▼

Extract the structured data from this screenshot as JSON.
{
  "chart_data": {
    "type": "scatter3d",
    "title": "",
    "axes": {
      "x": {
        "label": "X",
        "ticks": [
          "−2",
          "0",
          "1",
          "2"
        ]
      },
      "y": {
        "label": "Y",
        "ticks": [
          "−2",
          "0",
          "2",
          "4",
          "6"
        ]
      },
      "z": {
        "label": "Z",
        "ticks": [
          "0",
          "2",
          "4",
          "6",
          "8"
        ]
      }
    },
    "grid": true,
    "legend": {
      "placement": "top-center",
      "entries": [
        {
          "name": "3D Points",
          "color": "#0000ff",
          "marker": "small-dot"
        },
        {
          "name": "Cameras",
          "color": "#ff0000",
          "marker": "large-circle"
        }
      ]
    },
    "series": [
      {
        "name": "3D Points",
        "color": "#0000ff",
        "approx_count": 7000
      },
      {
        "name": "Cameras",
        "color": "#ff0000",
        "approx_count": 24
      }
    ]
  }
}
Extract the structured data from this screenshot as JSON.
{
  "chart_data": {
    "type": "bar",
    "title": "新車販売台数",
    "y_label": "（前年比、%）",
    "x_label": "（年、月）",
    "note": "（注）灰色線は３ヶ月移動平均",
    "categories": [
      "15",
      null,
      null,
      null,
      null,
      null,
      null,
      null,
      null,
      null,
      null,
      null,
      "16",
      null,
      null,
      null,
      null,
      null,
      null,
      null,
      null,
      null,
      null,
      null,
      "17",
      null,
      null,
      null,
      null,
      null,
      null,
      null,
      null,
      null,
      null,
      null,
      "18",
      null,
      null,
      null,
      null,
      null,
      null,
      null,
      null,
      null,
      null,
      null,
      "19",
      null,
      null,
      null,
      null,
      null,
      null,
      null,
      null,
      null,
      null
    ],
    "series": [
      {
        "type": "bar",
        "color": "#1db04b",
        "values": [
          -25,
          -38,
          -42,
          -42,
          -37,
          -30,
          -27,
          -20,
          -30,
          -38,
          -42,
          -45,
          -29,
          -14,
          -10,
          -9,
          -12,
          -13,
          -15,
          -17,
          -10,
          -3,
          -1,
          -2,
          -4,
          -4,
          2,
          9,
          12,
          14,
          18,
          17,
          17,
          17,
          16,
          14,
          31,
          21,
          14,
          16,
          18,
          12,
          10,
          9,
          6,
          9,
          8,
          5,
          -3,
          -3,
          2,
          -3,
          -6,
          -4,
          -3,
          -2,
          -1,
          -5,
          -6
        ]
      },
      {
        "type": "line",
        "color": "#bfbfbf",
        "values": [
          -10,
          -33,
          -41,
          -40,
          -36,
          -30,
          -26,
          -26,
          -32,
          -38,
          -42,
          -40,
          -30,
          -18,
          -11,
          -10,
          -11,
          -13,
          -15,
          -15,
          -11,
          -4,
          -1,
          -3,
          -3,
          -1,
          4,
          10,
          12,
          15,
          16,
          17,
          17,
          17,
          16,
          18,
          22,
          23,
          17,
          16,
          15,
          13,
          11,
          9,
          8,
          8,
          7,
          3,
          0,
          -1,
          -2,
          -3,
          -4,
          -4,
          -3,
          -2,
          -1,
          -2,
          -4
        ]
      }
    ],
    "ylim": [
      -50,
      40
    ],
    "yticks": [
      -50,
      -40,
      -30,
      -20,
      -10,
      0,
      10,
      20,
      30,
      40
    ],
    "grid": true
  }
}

▲

The data above must be returned in full, exactly as written.

__EXERCISE OUTPUT__
Extract the structured data from this screenshot as JSON.
{
  "chart_data": {
    "type": "scatter3d",
    "title": "",
    "axes": {
      "x": {
        "label": "X",
        "ticks": [
          "−2",
          "0",
          "1",
          "2"
        ]
      },
      "y": {
        "label": "Y",
        "ticks": [
          "−2",
          "0",
          "2",
          "4",
          "6"
        ]
      },
      "z": {
        "label": "Z",
        "ticks": [
          "0",
          "2",
          "4",
          "6",
          "8"
        ]
      }
    },
    "grid": true,
    "legend": {
      "placement": "top-center",
      "entries": [
        {
          "name": "3D Points",
          "color": "#0000ff",
          "marker": "small-dot"
        },
        {
          "name": "Cameras",
          "color": "#ff0000",
          "marker": "large-circle"
        }
      ]
    },
    "series": [
      {
        "name": "3D Points",
        "color": "#0000ff",
        "approx_count": 7000
      },
      {
        "name": "Cameras",
        "color": "#ff0000",
        "approx_count": 24
      }
    ]
  }
}
Extract the structured data from this screenshot as JSON.
{
  "chart_data": {
    "type": "bar",
    "title": "新車販売台数",
    "y_label": "（前年比、%）",
    "x_label": "（年、月）",
    "note": "（注）灰色線は３ヶ月移動平均",
    "categories": [
      "15",
      null,
      null,
      null,
      null,
      null,
      null,
      null,
      null,
      null,
      null,
      null,
      "16",
      null,
      null,
      null,
      null,
      null,
      null,
      null,
      null,
      null,
      null,
      null,
      "17",
      null,
      null,
      null,
      null,
      null,
      null,
      null,
      null,
      null,
      null,
      null,
      "18",
      null,
      null,
      null,
      null,
      null,
      null,
      null,
      null,
      null,
      null,
      null,
      "19",
      null,
      null,
      null,
      null,
      null,
      null,
      null,
      null,
      null,
      null
    ],
    "series": [
      {
        "type": "bar",
        "color": "#1db04b",
        "values": [
          -25,
          -38,
          -42,
          -42,
          -37,
          -30,
          -27,
          -20,
          -30,
          -38,
          -42,
          -45,
          -29,
          -14,
          -10,
          -9,
          -12,
          -13,
          -15,
          -17,
          -10,
          -3,
          -1,
          -2,
          -4,
          -4,
          2,
          9,
          12,
          14,
          18,
          17,
          17,
          17,
          16,
          14,
          31,
          21,
          14,
          16,
          18,
          12,
          10,
          9,
          6,
          9,
          8,
          5,
          -3,
          -3,
          2,
          -3,
          -6,
          -4,
          -3,
          -2,
          -1,
          -5,
          -6
        ]
      },
      {
        "type": "line",
        "color": "#bfbfbf",
        "values": [
          -10,
          -33,
          -41,
          -40,
          -36,
          -30,
          -26,
          -26,
          -32,
          -38,
          -42,
          -40,
          -30,
          -18,
          -11,
          -10,
          -11,
          -13,
          -15,
          -15,
          -11,
          -4,
          -1,
          -3,
          -3,
          -1,
          4,
          10,
          12,
          15,
          16,
          17,
          17,
          17,
          16,
          18,
          22,
          23,
          17,
          16,
          15,
          13,
          11,
          9,
          8,
          8,
          7,
          3,
          0,
          -1,
          -2,
          -3,
          -4,
          -4,
          -3,
          -2,
          -1,
          -2,
          -4
        ]
      }
    ],
    "ylim": [
      -50,
      40
    ],
    "yticks": [
      -50,
      -40,
      -30,
      -20,
      -10,
      0,
      10,
      20,
      30,
      40
    ],
    "grid": true
  }
}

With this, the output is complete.